§ TASK
Reproduce the records below in full and word for word, excluding pictures.

[START OF INPUT DATA]

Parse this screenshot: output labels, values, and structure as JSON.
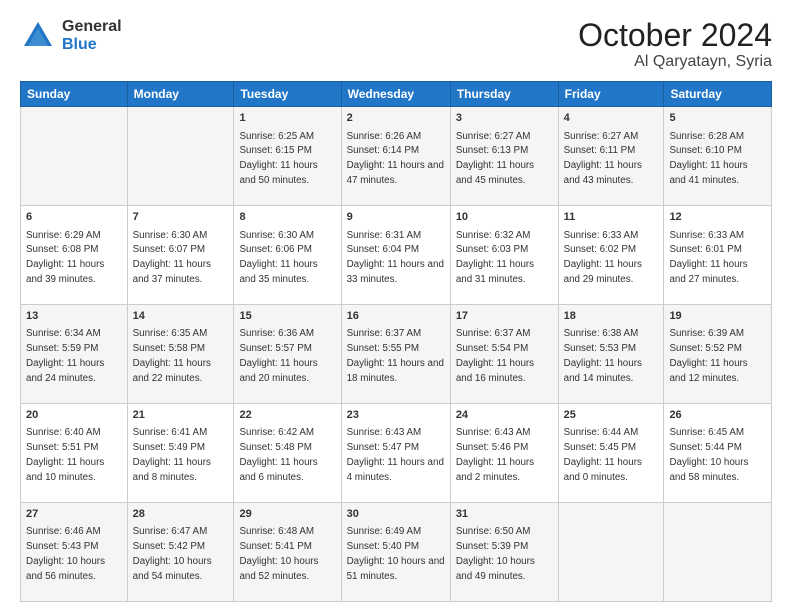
{
  "logo": {
    "general": "General",
    "blue": "Blue"
  },
  "header": {
    "month": "October 2024",
    "location": "Al Qaryatayn, Syria"
  },
  "days_of_week": [
    "Sunday",
    "Monday",
    "Tuesday",
    "Wednesday",
    "Thursday",
    "Friday",
    "Saturday"
  ],
  "weeks": [
    [
      {
        "day": "",
        "info": ""
      },
      {
        "day": "",
        "info": ""
      },
      {
        "day": "1",
        "info": "Sunrise: 6:25 AM\nSunset: 6:15 PM\nDaylight: 11 hours and 50 minutes."
      },
      {
        "day": "2",
        "info": "Sunrise: 6:26 AM\nSunset: 6:14 PM\nDaylight: 11 hours and 47 minutes."
      },
      {
        "day": "3",
        "info": "Sunrise: 6:27 AM\nSunset: 6:13 PM\nDaylight: 11 hours and 45 minutes."
      },
      {
        "day": "4",
        "info": "Sunrise: 6:27 AM\nSunset: 6:11 PM\nDaylight: 11 hours and 43 minutes."
      },
      {
        "day": "5",
        "info": "Sunrise: 6:28 AM\nSunset: 6:10 PM\nDaylight: 11 hours and 41 minutes."
      }
    ],
    [
      {
        "day": "6",
        "info": "Sunrise: 6:29 AM\nSunset: 6:08 PM\nDaylight: 11 hours and 39 minutes."
      },
      {
        "day": "7",
        "info": "Sunrise: 6:30 AM\nSunset: 6:07 PM\nDaylight: 11 hours and 37 minutes."
      },
      {
        "day": "8",
        "info": "Sunrise: 6:30 AM\nSunset: 6:06 PM\nDaylight: 11 hours and 35 minutes."
      },
      {
        "day": "9",
        "info": "Sunrise: 6:31 AM\nSunset: 6:04 PM\nDaylight: 11 hours and 33 minutes."
      },
      {
        "day": "10",
        "info": "Sunrise: 6:32 AM\nSunset: 6:03 PM\nDaylight: 11 hours and 31 minutes."
      },
      {
        "day": "11",
        "info": "Sunrise: 6:33 AM\nSunset: 6:02 PM\nDaylight: 11 hours and 29 minutes."
      },
      {
        "day": "12",
        "info": "Sunrise: 6:33 AM\nSunset: 6:01 PM\nDaylight: 11 hours and 27 minutes."
      }
    ],
    [
      {
        "day": "13",
        "info": "Sunrise: 6:34 AM\nSunset: 5:59 PM\nDaylight: 11 hours and 24 minutes."
      },
      {
        "day": "14",
        "info": "Sunrise: 6:35 AM\nSunset: 5:58 PM\nDaylight: 11 hours and 22 minutes."
      },
      {
        "day": "15",
        "info": "Sunrise: 6:36 AM\nSunset: 5:57 PM\nDaylight: 11 hours and 20 minutes."
      },
      {
        "day": "16",
        "info": "Sunrise: 6:37 AM\nSunset: 5:55 PM\nDaylight: 11 hours and 18 minutes."
      },
      {
        "day": "17",
        "info": "Sunrise: 6:37 AM\nSunset: 5:54 PM\nDaylight: 11 hours and 16 minutes."
      },
      {
        "day": "18",
        "info": "Sunrise: 6:38 AM\nSunset: 5:53 PM\nDaylight: 11 hours and 14 minutes."
      },
      {
        "day": "19",
        "info": "Sunrise: 6:39 AM\nSunset: 5:52 PM\nDaylight: 11 hours and 12 minutes."
      }
    ],
    [
      {
        "day": "20",
        "info": "Sunrise: 6:40 AM\nSunset: 5:51 PM\nDaylight: 11 hours and 10 minutes."
      },
      {
        "day": "21",
        "info": "Sunrise: 6:41 AM\nSunset: 5:49 PM\nDaylight: 11 hours and 8 minutes."
      },
      {
        "day": "22",
        "info": "Sunrise: 6:42 AM\nSunset: 5:48 PM\nDaylight: 11 hours and 6 minutes."
      },
      {
        "day": "23",
        "info": "Sunrise: 6:43 AM\nSunset: 5:47 PM\nDaylight: 11 hours and 4 minutes."
      },
      {
        "day": "24",
        "info": "Sunrise: 6:43 AM\nSunset: 5:46 PM\nDaylight: 11 hours and 2 minutes."
      },
      {
        "day": "25",
        "info": "Sunrise: 6:44 AM\nSunset: 5:45 PM\nDaylight: 11 hours and 0 minutes."
      },
      {
        "day": "26",
        "info": "Sunrise: 6:45 AM\nSunset: 5:44 PM\nDaylight: 10 hours and 58 minutes."
      }
    ],
    [
      {
        "day": "27",
        "info": "Sunrise: 6:46 AM\nSunset: 5:43 PM\nDaylight: 10 hours and 56 minutes."
      },
      {
        "day": "28",
        "info": "Sunrise: 6:47 AM\nSunset: 5:42 PM\nDaylight: 10 hours and 54 minutes."
      },
      {
        "day": "29",
        "info": "Sunrise: 6:48 AM\nSunset: 5:41 PM\nDaylight: 10 hours and 52 minutes."
      },
      {
        "day": "30",
        "info": "Sunrise: 6:49 AM\nSunset: 5:40 PM\nDaylight: 10 hours and 51 minutes."
      },
      {
        "day": "31",
        "info": "Sunrise: 6:50 AM\nSunset: 5:39 PM\nDaylight: 10 hours and 49 minutes."
      },
      {
        "day": "",
        "info": ""
      },
      {
        "day": "",
        "info": ""
      }
    ]
  ]
}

[END OF INPUT DATA]

§ RESULT FOR THIS EXERCISE
Parse this screenshot: output labels, values, and structure as JSON.
{
  "logo": {
    "general": "General",
    "blue": "Blue"
  },
  "header": {
    "month": "October 2024",
    "location": "Al Qaryatayn, Syria"
  },
  "days_of_week": [
    "Sunday",
    "Monday",
    "Tuesday",
    "Wednesday",
    "Thursday",
    "Friday",
    "Saturday"
  ],
  "weeks": [
    [
      {
        "day": "",
        "info": ""
      },
      {
        "day": "",
        "info": ""
      },
      {
        "day": "1",
        "info": "Sunrise: 6:25 AM\nSunset: 6:15 PM\nDaylight: 11 hours and 50 minutes."
      },
      {
        "day": "2",
        "info": "Sunrise: 6:26 AM\nSunset: 6:14 PM\nDaylight: 11 hours and 47 minutes."
      },
      {
        "day": "3",
        "info": "Sunrise: 6:27 AM\nSunset: 6:13 PM\nDaylight: 11 hours and 45 minutes."
      },
      {
        "day": "4",
        "info": "Sunrise: 6:27 AM\nSunset: 6:11 PM\nDaylight: 11 hours and 43 minutes."
      },
      {
        "day": "5",
        "info": "Sunrise: 6:28 AM\nSunset: 6:10 PM\nDaylight: 11 hours and 41 minutes."
      }
    ],
    [
      {
        "day": "6",
        "info": "Sunrise: 6:29 AM\nSunset: 6:08 PM\nDaylight: 11 hours and 39 minutes."
      },
      {
        "day": "7",
        "info": "Sunrise: 6:30 AM\nSunset: 6:07 PM\nDaylight: 11 hours and 37 minutes."
      },
      {
        "day": "8",
        "info": "Sunrise: 6:30 AM\nSunset: 6:06 PM\nDaylight: 11 hours and 35 minutes."
      },
      {
        "day": "9",
        "info": "Sunrise: 6:31 AM\nSunset: 6:04 PM\nDaylight: 11 hours and 33 minutes."
      },
      {
        "day": "10",
        "info": "Sunrise: 6:32 AM\nSunset: 6:03 PM\nDaylight: 11 hours and 31 minutes."
      },
      {
        "day": "11",
        "info": "Sunrise: 6:33 AM\nSunset: 6:02 PM\nDaylight: 11 hours and 29 minutes."
      },
      {
        "day": "12",
        "info": "Sunrise: 6:33 AM\nSunset: 6:01 PM\nDaylight: 11 hours and 27 minutes."
      }
    ],
    [
      {
        "day": "13",
        "info": "Sunrise: 6:34 AM\nSunset: 5:59 PM\nDaylight: 11 hours and 24 minutes."
      },
      {
        "day": "14",
        "info": "Sunrise: 6:35 AM\nSunset: 5:58 PM\nDaylight: 11 hours and 22 minutes."
      },
      {
        "day": "15",
        "info": "Sunrise: 6:36 AM\nSunset: 5:57 PM\nDaylight: 11 hours and 20 minutes."
      },
      {
        "day": "16",
        "info": "Sunrise: 6:37 AM\nSunset: 5:55 PM\nDaylight: 11 hours and 18 minutes."
      },
      {
        "day": "17",
        "info": "Sunrise: 6:37 AM\nSunset: 5:54 PM\nDaylight: 11 hours and 16 minutes."
      },
      {
        "day": "18",
        "info": "Sunrise: 6:38 AM\nSunset: 5:53 PM\nDaylight: 11 hours and 14 minutes."
      },
      {
        "day": "19",
        "info": "Sunrise: 6:39 AM\nSunset: 5:52 PM\nDaylight: 11 hours and 12 minutes."
      }
    ],
    [
      {
        "day": "20",
        "info": "Sunrise: 6:40 AM\nSunset: 5:51 PM\nDaylight: 11 hours and 10 minutes."
      },
      {
        "day": "21",
        "info": "Sunrise: 6:41 AM\nSunset: 5:49 PM\nDaylight: 11 hours and 8 minutes."
      },
      {
        "day": "22",
        "info": "Sunrise: 6:42 AM\nSunset: 5:48 PM\nDaylight: 11 hours and 6 minutes."
      },
      {
        "day": "23",
        "info": "Sunrise: 6:43 AM\nSunset: 5:47 PM\nDaylight: 11 hours and 4 minutes."
      },
      {
        "day": "24",
        "info": "Sunrise: 6:43 AM\nSunset: 5:46 PM\nDaylight: 11 hours and 2 minutes."
      },
      {
        "day": "25",
        "info": "Sunrise: 6:44 AM\nSunset: 5:45 PM\nDaylight: 11 hours and 0 minutes."
      },
      {
        "day": "26",
        "info": "Sunrise: 6:45 AM\nSunset: 5:44 PM\nDaylight: 10 hours and 58 minutes."
      }
    ],
    [
      {
        "day": "27",
        "info": "Sunrise: 6:46 AM\nSunset: 5:43 PM\nDaylight: 10 hours and 56 minutes."
      },
      {
        "day": "28",
        "info": "Sunrise: 6:47 AM\nSunset: 5:42 PM\nDaylight: 10 hours and 54 minutes."
      },
      {
        "day": "29",
        "info": "Sunrise: 6:48 AM\nSunset: 5:41 PM\nDaylight: 10 hours and 52 minutes."
      },
      {
        "day": "30",
        "info": "Sunrise: 6:49 AM\nSunset: 5:40 PM\nDaylight: 10 hours and 51 minutes."
      },
      {
        "day": "31",
        "info": "Sunrise: 6:50 AM\nSunset: 5:39 PM\nDaylight: 10 hours and 49 minutes."
      },
      {
        "day": "",
        "info": ""
      },
      {
        "day": "",
        "info": ""
      }
    ]
  ]
}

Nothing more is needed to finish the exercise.